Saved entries
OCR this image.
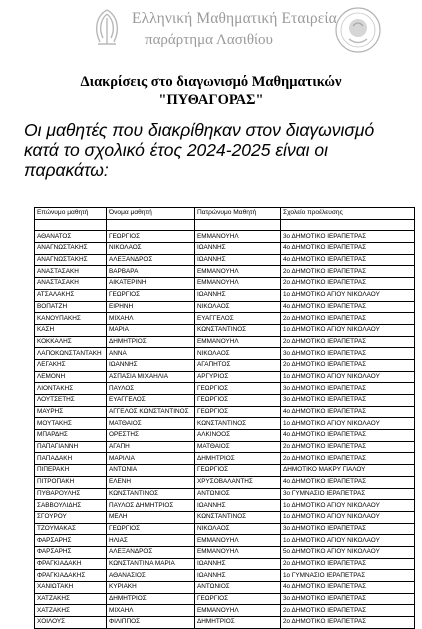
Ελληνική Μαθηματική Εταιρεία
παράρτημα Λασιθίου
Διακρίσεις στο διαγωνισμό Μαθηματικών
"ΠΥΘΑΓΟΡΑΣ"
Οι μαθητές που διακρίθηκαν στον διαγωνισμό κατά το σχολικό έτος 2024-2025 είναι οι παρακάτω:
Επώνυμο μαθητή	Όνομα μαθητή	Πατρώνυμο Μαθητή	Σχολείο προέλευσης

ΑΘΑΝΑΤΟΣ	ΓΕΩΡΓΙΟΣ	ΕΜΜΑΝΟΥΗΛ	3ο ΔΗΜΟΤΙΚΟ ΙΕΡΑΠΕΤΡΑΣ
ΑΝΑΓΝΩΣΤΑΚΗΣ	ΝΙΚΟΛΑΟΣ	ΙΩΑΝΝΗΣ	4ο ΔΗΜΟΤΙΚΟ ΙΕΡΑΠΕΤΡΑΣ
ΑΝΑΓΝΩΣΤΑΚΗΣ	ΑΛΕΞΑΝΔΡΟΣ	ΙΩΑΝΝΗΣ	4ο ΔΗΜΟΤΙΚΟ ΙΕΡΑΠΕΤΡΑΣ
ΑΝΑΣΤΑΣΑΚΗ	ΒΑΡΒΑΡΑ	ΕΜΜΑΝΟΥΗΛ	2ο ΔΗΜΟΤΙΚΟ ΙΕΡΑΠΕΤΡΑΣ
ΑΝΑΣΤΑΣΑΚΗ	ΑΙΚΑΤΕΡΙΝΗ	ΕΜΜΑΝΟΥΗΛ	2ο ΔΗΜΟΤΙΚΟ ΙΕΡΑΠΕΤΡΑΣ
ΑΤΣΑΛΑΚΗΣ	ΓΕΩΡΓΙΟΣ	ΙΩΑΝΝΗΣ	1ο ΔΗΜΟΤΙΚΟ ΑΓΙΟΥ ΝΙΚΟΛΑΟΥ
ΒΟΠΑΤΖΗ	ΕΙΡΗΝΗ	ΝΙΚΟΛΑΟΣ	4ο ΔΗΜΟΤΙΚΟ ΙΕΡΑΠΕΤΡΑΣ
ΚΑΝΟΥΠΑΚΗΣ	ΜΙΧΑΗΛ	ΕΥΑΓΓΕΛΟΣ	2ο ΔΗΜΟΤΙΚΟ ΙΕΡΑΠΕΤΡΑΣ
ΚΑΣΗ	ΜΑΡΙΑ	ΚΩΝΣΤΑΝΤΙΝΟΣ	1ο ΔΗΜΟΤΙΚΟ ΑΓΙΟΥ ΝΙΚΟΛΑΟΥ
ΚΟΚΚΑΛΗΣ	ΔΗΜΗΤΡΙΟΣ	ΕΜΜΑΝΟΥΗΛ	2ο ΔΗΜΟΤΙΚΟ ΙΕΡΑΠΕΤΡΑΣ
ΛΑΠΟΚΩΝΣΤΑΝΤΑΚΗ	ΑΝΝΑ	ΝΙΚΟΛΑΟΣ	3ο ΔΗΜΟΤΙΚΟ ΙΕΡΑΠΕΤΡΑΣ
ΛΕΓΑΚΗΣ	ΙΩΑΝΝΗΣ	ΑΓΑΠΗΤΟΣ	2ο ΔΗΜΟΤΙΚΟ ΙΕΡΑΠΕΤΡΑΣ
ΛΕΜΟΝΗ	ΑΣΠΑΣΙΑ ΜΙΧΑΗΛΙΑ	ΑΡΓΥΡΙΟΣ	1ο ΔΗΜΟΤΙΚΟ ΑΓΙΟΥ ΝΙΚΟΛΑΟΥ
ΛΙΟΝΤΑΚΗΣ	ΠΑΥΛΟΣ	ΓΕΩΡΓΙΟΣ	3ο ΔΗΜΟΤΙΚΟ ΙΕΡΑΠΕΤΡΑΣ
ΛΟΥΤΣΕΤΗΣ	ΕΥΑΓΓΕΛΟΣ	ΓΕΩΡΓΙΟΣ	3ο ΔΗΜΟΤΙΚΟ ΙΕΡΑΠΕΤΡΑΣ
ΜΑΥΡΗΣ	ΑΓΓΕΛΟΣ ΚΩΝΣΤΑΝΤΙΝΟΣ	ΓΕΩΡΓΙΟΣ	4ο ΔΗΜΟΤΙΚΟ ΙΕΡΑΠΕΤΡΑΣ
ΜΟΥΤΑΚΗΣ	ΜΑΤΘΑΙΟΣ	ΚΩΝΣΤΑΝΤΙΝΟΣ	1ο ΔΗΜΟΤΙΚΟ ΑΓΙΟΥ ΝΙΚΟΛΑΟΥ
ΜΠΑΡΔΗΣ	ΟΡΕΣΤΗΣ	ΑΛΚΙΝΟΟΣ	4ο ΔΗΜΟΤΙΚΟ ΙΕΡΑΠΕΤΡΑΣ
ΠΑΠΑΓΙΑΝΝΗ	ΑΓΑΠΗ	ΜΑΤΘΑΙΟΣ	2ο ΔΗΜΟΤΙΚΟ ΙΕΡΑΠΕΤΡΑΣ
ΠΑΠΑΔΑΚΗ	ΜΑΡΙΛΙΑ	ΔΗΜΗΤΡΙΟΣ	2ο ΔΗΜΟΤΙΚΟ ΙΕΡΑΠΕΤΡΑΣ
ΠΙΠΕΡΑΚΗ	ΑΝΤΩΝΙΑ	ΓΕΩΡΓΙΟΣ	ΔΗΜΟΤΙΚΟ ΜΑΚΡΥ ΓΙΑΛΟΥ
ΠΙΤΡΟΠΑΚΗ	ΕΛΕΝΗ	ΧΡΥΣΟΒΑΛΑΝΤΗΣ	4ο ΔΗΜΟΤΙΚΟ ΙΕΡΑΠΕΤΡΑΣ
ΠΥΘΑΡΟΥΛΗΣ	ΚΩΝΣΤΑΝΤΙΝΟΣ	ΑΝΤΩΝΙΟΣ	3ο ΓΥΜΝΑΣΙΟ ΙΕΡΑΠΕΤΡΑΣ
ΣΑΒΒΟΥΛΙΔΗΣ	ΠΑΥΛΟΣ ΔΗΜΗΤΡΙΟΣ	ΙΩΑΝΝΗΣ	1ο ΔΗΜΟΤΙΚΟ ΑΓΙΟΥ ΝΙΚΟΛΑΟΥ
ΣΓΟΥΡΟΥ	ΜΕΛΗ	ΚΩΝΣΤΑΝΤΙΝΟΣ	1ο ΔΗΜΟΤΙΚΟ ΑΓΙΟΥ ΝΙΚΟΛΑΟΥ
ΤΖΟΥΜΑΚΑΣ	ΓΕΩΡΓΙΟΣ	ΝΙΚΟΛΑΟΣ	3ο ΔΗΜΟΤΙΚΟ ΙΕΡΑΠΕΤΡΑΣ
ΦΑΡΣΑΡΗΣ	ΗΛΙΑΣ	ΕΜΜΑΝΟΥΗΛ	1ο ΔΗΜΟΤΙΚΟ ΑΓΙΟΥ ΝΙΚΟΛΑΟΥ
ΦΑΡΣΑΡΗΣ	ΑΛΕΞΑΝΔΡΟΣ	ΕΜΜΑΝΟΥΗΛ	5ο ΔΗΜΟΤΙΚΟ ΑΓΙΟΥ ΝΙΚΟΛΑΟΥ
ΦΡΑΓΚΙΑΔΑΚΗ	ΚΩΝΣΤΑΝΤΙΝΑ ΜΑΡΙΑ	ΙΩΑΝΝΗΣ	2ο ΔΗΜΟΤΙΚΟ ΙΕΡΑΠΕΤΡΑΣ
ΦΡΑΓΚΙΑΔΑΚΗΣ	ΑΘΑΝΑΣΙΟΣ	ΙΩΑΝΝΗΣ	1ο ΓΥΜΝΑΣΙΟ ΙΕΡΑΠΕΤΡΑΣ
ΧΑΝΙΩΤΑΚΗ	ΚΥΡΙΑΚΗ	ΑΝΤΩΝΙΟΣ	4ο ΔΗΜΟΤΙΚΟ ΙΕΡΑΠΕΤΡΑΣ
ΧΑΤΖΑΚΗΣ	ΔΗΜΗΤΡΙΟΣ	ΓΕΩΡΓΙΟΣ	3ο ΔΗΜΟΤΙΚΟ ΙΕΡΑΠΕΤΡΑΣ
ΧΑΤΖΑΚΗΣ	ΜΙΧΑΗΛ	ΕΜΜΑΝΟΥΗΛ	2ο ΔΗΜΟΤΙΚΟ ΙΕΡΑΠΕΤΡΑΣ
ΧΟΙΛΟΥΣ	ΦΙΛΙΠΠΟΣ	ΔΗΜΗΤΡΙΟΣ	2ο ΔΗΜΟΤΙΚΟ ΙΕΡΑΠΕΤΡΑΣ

...

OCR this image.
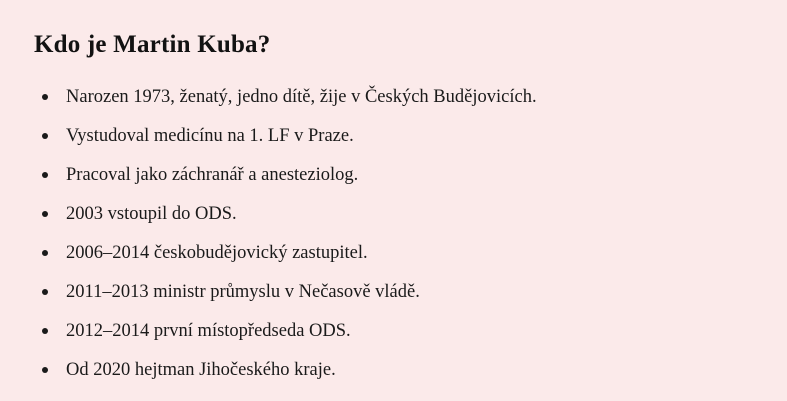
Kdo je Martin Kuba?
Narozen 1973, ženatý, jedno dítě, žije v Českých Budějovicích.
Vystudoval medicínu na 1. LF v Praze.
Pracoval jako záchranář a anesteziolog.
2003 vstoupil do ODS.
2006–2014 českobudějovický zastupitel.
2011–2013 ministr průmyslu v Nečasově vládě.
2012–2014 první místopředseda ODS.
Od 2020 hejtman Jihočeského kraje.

[Set problem] Count every line of the records that holds the string "ΝΙΚΟΛΑΟΥ". Write only the total.

[Solution to this task] 8